[Data entries]
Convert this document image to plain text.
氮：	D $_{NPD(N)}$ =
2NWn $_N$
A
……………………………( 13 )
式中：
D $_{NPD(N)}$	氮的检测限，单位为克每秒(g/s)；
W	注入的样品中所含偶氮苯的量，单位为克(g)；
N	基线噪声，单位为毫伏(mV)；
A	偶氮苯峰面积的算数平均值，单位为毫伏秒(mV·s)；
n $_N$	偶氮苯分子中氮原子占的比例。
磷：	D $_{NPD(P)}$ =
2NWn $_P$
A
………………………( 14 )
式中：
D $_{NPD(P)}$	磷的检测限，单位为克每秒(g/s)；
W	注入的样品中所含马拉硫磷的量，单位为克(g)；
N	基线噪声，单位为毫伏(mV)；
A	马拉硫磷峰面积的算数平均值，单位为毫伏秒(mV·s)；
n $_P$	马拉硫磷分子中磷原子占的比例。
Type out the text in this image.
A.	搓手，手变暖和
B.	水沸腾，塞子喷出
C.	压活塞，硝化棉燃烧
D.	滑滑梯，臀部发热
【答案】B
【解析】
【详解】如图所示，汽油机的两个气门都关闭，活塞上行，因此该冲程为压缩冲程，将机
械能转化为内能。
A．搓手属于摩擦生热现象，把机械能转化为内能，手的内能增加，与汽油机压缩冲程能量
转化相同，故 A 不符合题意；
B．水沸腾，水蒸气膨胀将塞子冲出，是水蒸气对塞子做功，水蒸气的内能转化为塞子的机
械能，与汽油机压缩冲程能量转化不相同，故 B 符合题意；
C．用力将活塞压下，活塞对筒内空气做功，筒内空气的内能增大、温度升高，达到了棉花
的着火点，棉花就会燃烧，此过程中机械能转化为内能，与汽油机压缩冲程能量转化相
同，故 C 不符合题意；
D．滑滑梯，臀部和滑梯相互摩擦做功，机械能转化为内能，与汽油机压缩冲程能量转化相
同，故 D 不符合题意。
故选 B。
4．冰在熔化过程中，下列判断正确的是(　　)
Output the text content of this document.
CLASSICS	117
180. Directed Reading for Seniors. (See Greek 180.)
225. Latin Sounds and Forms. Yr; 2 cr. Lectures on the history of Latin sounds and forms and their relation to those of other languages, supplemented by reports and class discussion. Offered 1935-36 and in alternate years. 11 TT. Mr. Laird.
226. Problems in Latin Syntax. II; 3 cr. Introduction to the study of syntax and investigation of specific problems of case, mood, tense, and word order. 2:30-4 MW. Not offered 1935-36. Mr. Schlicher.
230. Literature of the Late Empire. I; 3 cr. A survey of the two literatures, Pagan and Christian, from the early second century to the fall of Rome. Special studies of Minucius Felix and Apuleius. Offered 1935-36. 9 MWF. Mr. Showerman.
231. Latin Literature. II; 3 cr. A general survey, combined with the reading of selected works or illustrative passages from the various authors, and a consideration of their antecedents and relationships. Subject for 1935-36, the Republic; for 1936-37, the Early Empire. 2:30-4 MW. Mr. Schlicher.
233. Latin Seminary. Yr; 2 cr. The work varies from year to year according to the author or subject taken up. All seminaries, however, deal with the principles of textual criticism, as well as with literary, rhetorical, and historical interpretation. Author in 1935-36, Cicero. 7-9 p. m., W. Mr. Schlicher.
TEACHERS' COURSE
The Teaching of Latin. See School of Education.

→ PROBLEM DETAILS: Copy out all of the records above with nothing altered.

→ OUTPUT FOR THIS TASK:
Convert this document image to plain text.
氮：	D $_{NPD(N)}$ =
2NWn $_N$
A
……………………………( 13 )
式中：
D $_{NPD(N)}$	氮的检测限，单位为克每秒(g/s)；
W	注入的样品中所含偶氮苯的量，单位为克(g)；
N	基线噪声，单位为毫伏(mV)；
A	偶氮苯峰面积的算数平均值，单位为毫伏秒(mV·s)；
n $_N$	偶氮苯分子中氮原子占的比例。
磷：	D $_{NPD(P)}$ =
2NWn $_P$
A
………………………( 14 )
式中：
D $_{NPD(P)}$	磷的检测限，单位为克每秒(g/s)；
W	注入的样品中所含马拉硫磷的量，单位为克(g)；
N	基线噪声，单位为毫伏(mV)；
A	马拉硫磷峰面积的算数平均值，单位为毫伏秒(mV·s)；
n $_P$	马拉硫磷分子中磷原子占的比例。
Type out the text in this image.
A.	搓手，手变暖和
B.	水沸腾，塞子喷出
C.	压活塞，硝化棉燃烧
D.	滑滑梯，臀部发热
【答案】B
【解析】
【详解】如图所示，汽油机的两个气门都关闭，活塞上行，因此该冲程为压缩冲程，将机
械能转化为内能。
A．搓手属于摩擦生热现象，把机械能转化为内能，手的内能增加，与汽油机压缩冲程能量
转化相同，故 A 不符合题意；
B．水沸腾，水蒸气膨胀将塞子冲出，是水蒸气对塞子做功，水蒸气的内能转化为塞子的机
械能，与汽油机压缩冲程能量转化不相同，故 B 符合题意；
C．用力将活塞压下，活塞对筒内空气做功，筒内空气的内能增大、温度升高，达到了棉花
的着火点，棉花就会燃烧，此过程中机械能转化为内能，与汽油机压缩冲程能量转化相
同，故 C 不符合题意；
D．滑滑梯，臀部和滑梯相互摩擦做功，机械能转化为内能，与汽油机压缩冲程能量转化相
同，故 D 不符合题意。
故选 B。
4．冰在熔化过程中，下列判断正确的是(　　)
Output the text content of this document.
CLASSICS	117
180. Directed Reading for Seniors. (See Greek 180.)
225. Latin Sounds and Forms. Yr; 2 cr. Lectures on the history of Latin sounds and forms and their relation to those of other languages, supplemented by reports and class discussion. Offered 1935-36 and in alternate years. 11 TT. Mr. Laird.
226. Problems in Latin Syntax. II; 3 cr. Introduction to the study of syntax and investigation of specific problems of case, mood, tense, and word order. 2:30-4 MW. Not offered 1935-36. Mr. Schlicher.
230. Literature of the Late Empire. I; 3 cr. A survey of the two literatures, Pagan and Christian, from the early second century to the fall of Rome. Special studies of Minucius Felix and Apuleius. Offered 1935-36. 9 MWF. Mr. Showerman.
231. Latin Literature. II; 3 cr. A general survey, combined with the reading of selected works or illustrative passages from the various authors, and a consideration of their antecedents and relationships. Subject for 1935-36, the Republic; for 1936-37, the Early Empire. 2:30-4 MW. Mr. Schlicher.
233. Latin Seminary. Yr; 2 cr. The work varies from year to year according to the author or subject taken up. All seminaries, however, deal with the principles of textual criticism, as well as with literary, rhetorical, and historical interpretation. Author in 1935-36, Cicero. 7-9 p. m., W. Mr. Schlicher.
TEACHERS' COURSE
The Teaching of Latin. See School of Education.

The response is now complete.